Stored data:
# # # # # # #

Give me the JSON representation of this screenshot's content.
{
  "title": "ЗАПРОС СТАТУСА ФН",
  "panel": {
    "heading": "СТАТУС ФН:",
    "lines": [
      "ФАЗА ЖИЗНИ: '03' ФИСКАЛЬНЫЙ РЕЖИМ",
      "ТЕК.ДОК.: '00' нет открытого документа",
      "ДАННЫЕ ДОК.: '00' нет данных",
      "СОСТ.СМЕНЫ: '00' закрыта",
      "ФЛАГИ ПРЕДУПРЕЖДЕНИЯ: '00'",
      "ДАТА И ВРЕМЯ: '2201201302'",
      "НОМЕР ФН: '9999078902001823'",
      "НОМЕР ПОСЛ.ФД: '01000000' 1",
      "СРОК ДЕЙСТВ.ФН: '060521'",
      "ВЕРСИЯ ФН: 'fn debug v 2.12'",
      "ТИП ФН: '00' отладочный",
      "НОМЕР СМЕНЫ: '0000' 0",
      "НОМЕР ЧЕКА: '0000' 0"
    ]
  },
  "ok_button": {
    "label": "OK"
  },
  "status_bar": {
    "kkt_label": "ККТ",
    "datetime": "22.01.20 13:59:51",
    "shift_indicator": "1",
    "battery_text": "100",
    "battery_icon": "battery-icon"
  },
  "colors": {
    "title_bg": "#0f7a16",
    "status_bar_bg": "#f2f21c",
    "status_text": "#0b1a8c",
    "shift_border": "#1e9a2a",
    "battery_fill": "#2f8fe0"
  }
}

# # # # # # #

# TO DO
Take the listing above and write it out again exactly.

# ANSWER TO THE EXERCISE
Give me the JSON representation of this screenshot's content.
{
  "title": "ЗАПРОС СТАТУСА ФН",
  "panel": {
    "heading": "СТАТУС ФН:",
    "lines": [
      "ФАЗА ЖИЗНИ: '03' ФИСКАЛЬНЫЙ РЕЖИМ",
      "ТЕК.ДОК.: '00' нет открытого документа",
      "ДАННЫЕ ДОК.: '00' нет данных",
      "СОСТ.СМЕНЫ: '00' закрыта",
      "ФЛАГИ ПРЕДУПРЕЖДЕНИЯ: '00'",
      "ДАТА И ВРЕМЯ: '2201201302'",
      "НОМЕР ФН: '9999078902001823'",
      "НОМЕР ПОСЛ.ФД: '01000000' 1",
      "СРОК ДЕЙСТВ.ФН: '060521'",
      "ВЕРСИЯ ФН: 'fn debug v 2.12'",
      "ТИП ФН: '00' отладочный",
      "НОМЕР СМЕНЫ: '0000' 0",
      "НОМЕР ЧЕКА: '0000' 0"
    ]
  },
  "ok_button": {
    "label": "OK"
  },
  "status_bar": {
    "kkt_label": "ККТ",
    "datetime": "22.01.20 13:59:51",
    "shift_indicator": "1",
    "battery_text": "100",
    "battery_icon": "battery-icon"
  },
  "colors": {
    "title_bg": "#0f7a16",
    "status_bar_bg": "#f2f21c",
    "status_text": "#0b1a8c",
    "shift_border": "#1e9a2a",
    "battery_fill": "#2f8fe0"
  }
}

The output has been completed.